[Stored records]
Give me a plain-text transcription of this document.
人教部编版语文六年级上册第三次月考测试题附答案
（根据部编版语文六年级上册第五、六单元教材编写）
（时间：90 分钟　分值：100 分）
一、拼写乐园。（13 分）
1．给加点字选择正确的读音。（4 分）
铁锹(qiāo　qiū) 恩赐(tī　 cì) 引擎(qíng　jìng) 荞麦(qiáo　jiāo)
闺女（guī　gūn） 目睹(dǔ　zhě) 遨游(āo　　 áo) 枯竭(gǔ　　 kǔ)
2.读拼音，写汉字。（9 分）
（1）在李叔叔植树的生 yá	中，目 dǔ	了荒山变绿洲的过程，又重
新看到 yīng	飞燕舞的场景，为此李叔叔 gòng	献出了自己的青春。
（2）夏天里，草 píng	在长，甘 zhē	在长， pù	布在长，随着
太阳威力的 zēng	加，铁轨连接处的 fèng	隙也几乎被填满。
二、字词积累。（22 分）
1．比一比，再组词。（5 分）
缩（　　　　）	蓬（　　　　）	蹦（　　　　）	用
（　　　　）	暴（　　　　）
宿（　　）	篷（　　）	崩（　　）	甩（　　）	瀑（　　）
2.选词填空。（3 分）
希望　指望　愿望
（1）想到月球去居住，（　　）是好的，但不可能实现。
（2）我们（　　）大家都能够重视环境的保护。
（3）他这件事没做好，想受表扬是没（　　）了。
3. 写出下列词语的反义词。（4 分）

• Given exercise: From the records above, extract each line exactly as shown.

• Task answer:
Give me a plain-text transcription of this document.
人教部编版语文六年级上册第三次月考测试题附答案
（根据部编版语文六年级上册第五、六单元教材编写）
（时间：90 分钟　分值：100 分）
一、拼写乐园。（13 分）
1．给加点字选择正确的读音。（4 分）
铁锹(qiāo　qiū) 恩赐(tī　 cì) 引擎(qíng　jìng) 荞麦(qiáo　jiāo)
闺女（guī　gūn） 目睹(dǔ　zhě) 遨游(āo　　 áo) 枯竭(gǔ　　 kǔ)
2.读拼音，写汉字。（9 分）
（1）在李叔叔植树的生 yá	中，目 dǔ	了荒山变绿洲的过程，又重
新看到 yīng	飞燕舞的场景，为此李叔叔 gòng	献出了自己的青春。
（2）夏天里，草 píng	在长，甘 zhē	在长， pù	布在长，随着
太阳威力的 zēng	加，铁轨连接处的 fèng	隙也几乎被填满。
二、字词积累。（22 分）
1．比一比，再组词。（5 分）
缩（　　　　）	蓬（　　　　）	蹦（　　　　）	用
（　　　　）	暴（　　　　）
宿（　　）	篷（　　）	崩（　　）	甩（　　）	瀑（　　）
2.选词填空。（3 分）
希望　指望　愿望
（1）想到月球去居住，（　　）是好的，但不可能实现。
（2）我们（　　）大家都能够重视环境的保护。
（3）他这件事没做好，想受表扬是没（　　）了。
3. 写出下列词语的反义词。（4 分）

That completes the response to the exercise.